▶ **Short exercise**: Every line with the string "true" should be gathered.

Records excerpted from a collection
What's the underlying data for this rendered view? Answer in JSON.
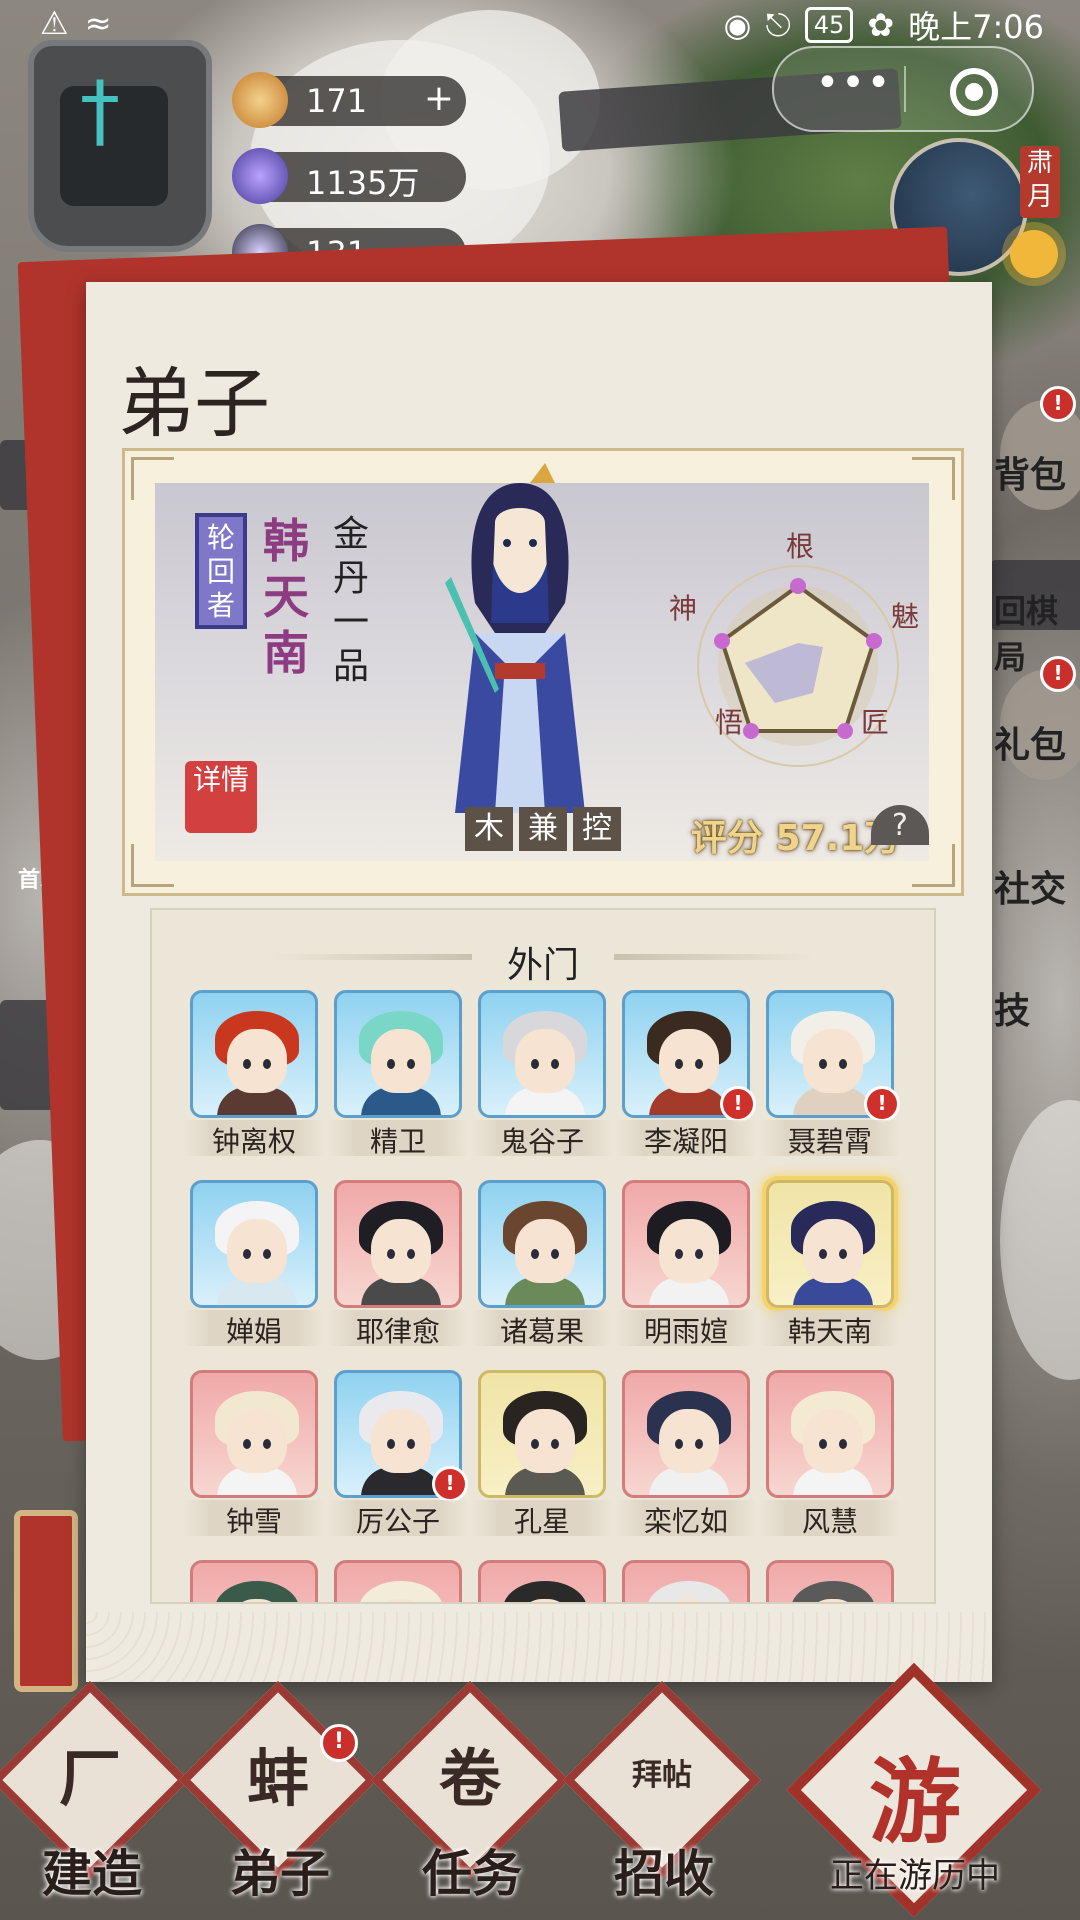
{
  "status_bar": {
    "time": "晚上7:06",
    "battery": "45"
  },
  "capsule": {
    "more": "•••"
  },
  "resources": [
    {
      "icon": "spirit-stone-icon",
      "value": "171",
      "plus": "+"
    },
    {
      "icon": "crystal-icon",
      "value": "1135万"
    },
    {
      "icon": "orb-icon",
      "value": "131"
    }
  ],
  "season": "肃月",
  "panel": {
    "title": "弟子",
    "character": {
      "tag": "轮回者",
      "name": "韩天南",
      "rank": "金丹一品",
      "detail": "详情",
      "traits": [
        "木",
        "兼",
        "控"
      ],
      "score": "评分 57.1万",
      "help": "?",
      "radar_labels": {
        "top": "根",
        "right": "魅",
        "bottom_right": "匠",
        "bottom_left": "悟",
        "left": "神"
      }
    },
    "roster": {
      "tab": "外门",
      "disciples": [
        {
          "name": "钟离权",
          "bg": "blue",
          "hair": "#c9371f",
          "cloth": "#5a3a32",
          "alert": false
        },
        {
          "name": "精卫",
          "bg": "blue",
          "hair": "#7ad6c6",
          "cloth": "#2b5a8a",
          "alert": false
        },
        {
          "name": "鬼谷子",
          "bg": "blue",
          "hair": "#d8d8dc",
          "cloth": "#f4f4f4",
          "alert": false
        },
        {
          "name": "李凝阳",
          "bg": "blue",
          "hair": "#3a2a20",
          "cloth": "#a33a2a",
          "alert": true
        },
        {
          "name": "聂碧霄",
          "bg": "blue",
          "hair": "#f2efe8",
          "cloth": "#e0d0c0",
          "alert": true
        },
        {
          "name": "婵娟",
          "bg": "blue",
          "hair": "#f4f4f6",
          "cloth": "#d7e8f0",
          "alert": false
        },
        {
          "name": "耶律愈",
          "bg": "red",
          "hair": "#1e1e24",
          "cloth": "#4a4a4a",
          "alert": false
        },
        {
          "name": "诸葛果",
          "bg": "blue",
          "hair": "#6a4630",
          "cloth": "#6a8a5a",
          "alert": false
        },
        {
          "name": "明雨媗",
          "bg": "red",
          "hair": "#1c1c22",
          "cloth": "#f2f2f2",
          "alert": false
        },
        {
          "name": "韩天南",
          "bg": "gold",
          "hair": "#2a2a5a",
          "cloth": "#3a4a9a",
          "alert": false,
          "selected": true
        },
        {
          "name": "钟雪",
          "bg": "red",
          "hair": "#f2e8d0",
          "cloth": "#f4f4f4",
          "alert": false
        },
        {
          "name": "厉公子",
          "bg": "blue",
          "hair": "#eaeaee",
          "cloth": "#2a2a2e",
          "alert": true
        },
        {
          "name": "孔星",
          "bg": "gold",
          "hair": "#2a2420",
          "cloth": "#5a5a52",
          "alert": false
        },
        {
          "name": "栾忆如",
          "bg": "red",
          "hair": "#2a3250",
          "cloth": "#f0f0f0",
          "alert": false
        },
        {
          "name": "风慧",
          "bg": "red",
          "hair": "#f4ead2",
          "cloth": "#f4f4f4",
          "alert": false
        },
        {
          "name": "",
          "bg": "red",
          "hair": "#3a5a4a",
          "cloth": "#f0f0f0",
          "alert": false
        },
        {
          "name": "",
          "bg": "red",
          "hair": "#f2ecd8",
          "cloth": "#f0f0f0",
          "alert": false
        },
        {
          "name": "",
          "bg": "red",
          "hair": "#2a2a2a",
          "cloth": "#f0f0f0",
          "alert": false
        },
        {
          "name": "",
          "bg": "red",
          "hair": "#e8e8e8",
          "cloth": "#f0f0f0",
          "alert": false
        },
        {
          "name": "",
          "bg": "red",
          "hair": "#5a5a5a",
          "cloth": "#f0f0f0",
          "alert": false
        }
      ]
    }
  },
  "side_menu": {
    "bag": "背包",
    "chess": "回棋局",
    "gift": "礼包",
    "social": "社交",
    "skill": "技",
    "first_recharge": "首次"
  },
  "bottom_nav": [
    {
      "glyph": "厂",
      "label": "建造",
      "alert": false
    },
    {
      "glyph": "蚌",
      "label": "弟子",
      "alert": true
    },
    {
      "glyph": "卷",
      "label": "任务",
      "alert": false
    },
    {
      "glyph": "拜帖",
      "label": "招收",
      "alert": false
    }
  ],
  "travel": {
    "glyph": "游",
    "label": "正在游历中"
  },
  "colors": {
    "accent_red": "#b0342c",
    "panel_bg": "#efeae0",
    "name_purple": "#8e3c82",
    "score_gold": "#f0d48a"
  }
}
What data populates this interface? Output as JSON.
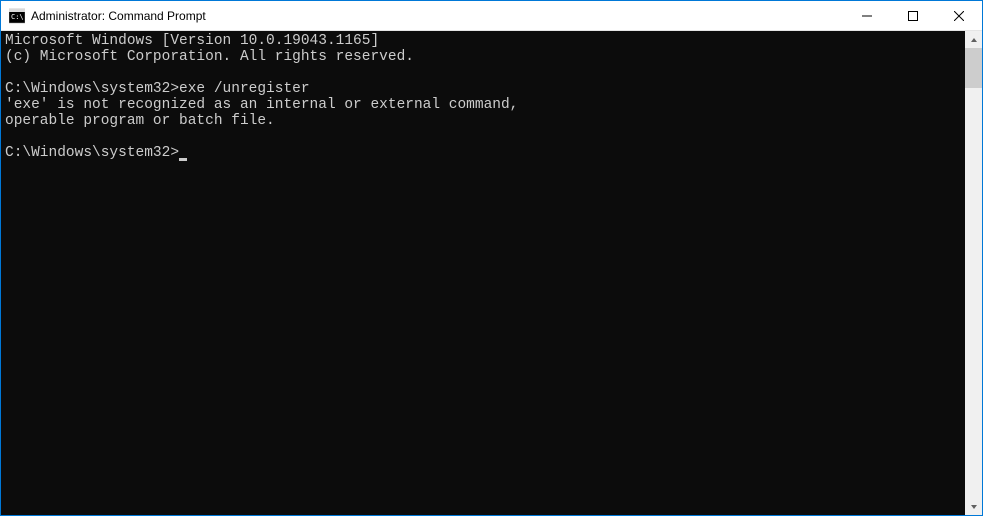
{
  "window": {
    "title": "Administrator: Command Prompt"
  },
  "terminal": {
    "lines": [
      "Microsoft Windows [Version 10.0.19043.1165]",
      "(c) Microsoft Corporation. All rights reserved.",
      "",
      "C:\\Windows\\system32>exe /unregister",
      "'exe' is not recognized as an internal or external command,",
      "operable program or batch file.",
      "",
      "C:\\Windows\\system32>"
    ],
    "cursor_on_last_line": true
  }
}
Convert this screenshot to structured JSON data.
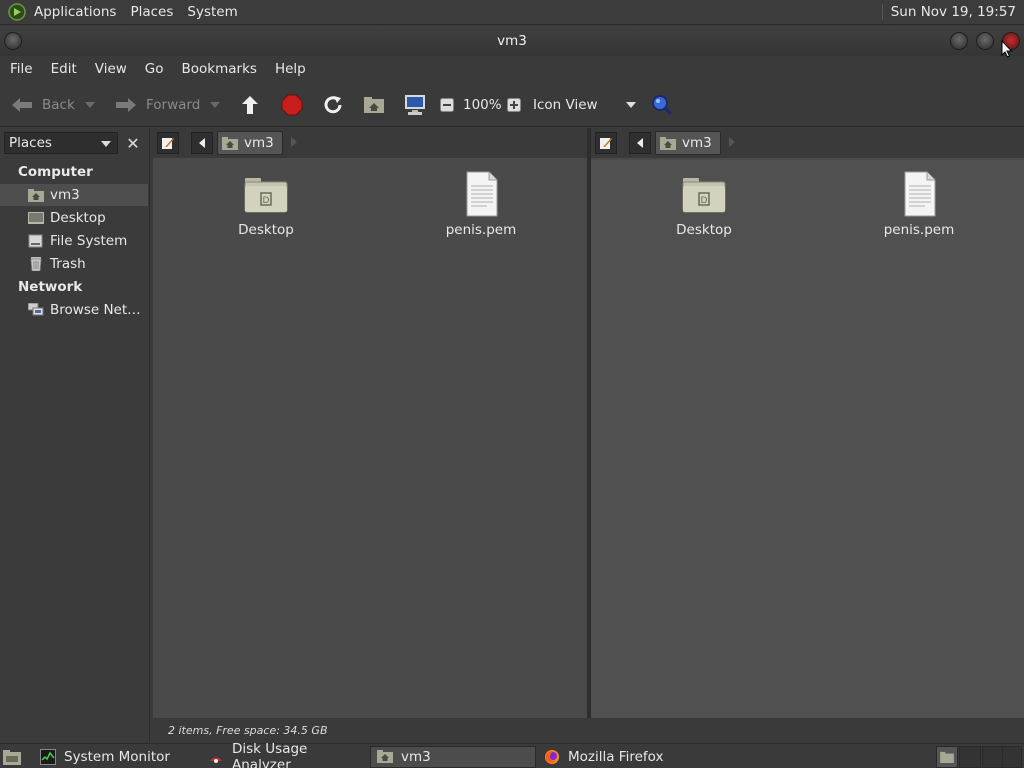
{
  "top_panel": {
    "menus": [
      "Applications",
      "Places",
      "System"
    ],
    "clock": "Sun Nov 19, 19:57"
  },
  "window": {
    "title": "vm3"
  },
  "menubar": {
    "items": [
      "File",
      "Edit",
      "View",
      "Go",
      "Bookmarks",
      "Help"
    ]
  },
  "toolbar": {
    "back_label": "Back",
    "forward_label": "Forward",
    "zoom_level": "100%",
    "view_mode": "Icon View"
  },
  "sidebar": {
    "selector_label": "Places",
    "sections": [
      {
        "heading": "Computer",
        "items": [
          {
            "label": "vm3",
            "icon": "home-folder-icon"
          },
          {
            "label": "Desktop",
            "icon": "desktop-icon"
          },
          {
            "label": "File System",
            "icon": "drive-icon"
          },
          {
            "label": "Trash",
            "icon": "trash-icon"
          }
        ]
      },
      {
        "heading": "Network",
        "items": [
          {
            "label": "Browse Net…",
            "icon": "network-icon"
          }
        ]
      }
    ]
  },
  "panes": {
    "left": {
      "location": "vm3",
      "files": [
        {
          "name": "Desktop",
          "icon": "folder-icon"
        },
        {
          "name": "penis.pem",
          "icon": "document-icon"
        }
      ]
    },
    "right": {
      "location": "vm3",
      "files": [
        {
          "name": "Desktop",
          "icon": "folder-icon"
        },
        {
          "name": "penis.pem",
          "icon": "document-icon"
        }
      ]
    }
  },
  "statusbar": {
    "text": "2 items, Free space: 34.5 GB"
  },
  "taskbar": {
    "tasks": [
      {
        "label": "System Monitor",
        "icon": "system-monitor-icon",
        "active": false
      },
      {
        "label": "Disk Usage Analyzer",
        "icon": "disk-usage-icon",
        "active": false
      },
      {
        "label": "vm3",
        "icon": "home-folder-icon",
        "active": true
      },
      {
        "label": "Mozilla Firefox",
        "icon": "firefox-icon",
        "active": false
      }
    ]
  },
  "colors": {
    "panel_bg": "#3a3a3a",
    "pane_bg": "#4a4a4a",
    "stop_red": "#c81e1e",
    "close_red": "#c03030"
  }
}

▶ **Written solution**:
          "alert": true
          "alert": true
          "selected": true
          "alert": true
      "alert": true
    "cursor_on_last_line": true
        "active": true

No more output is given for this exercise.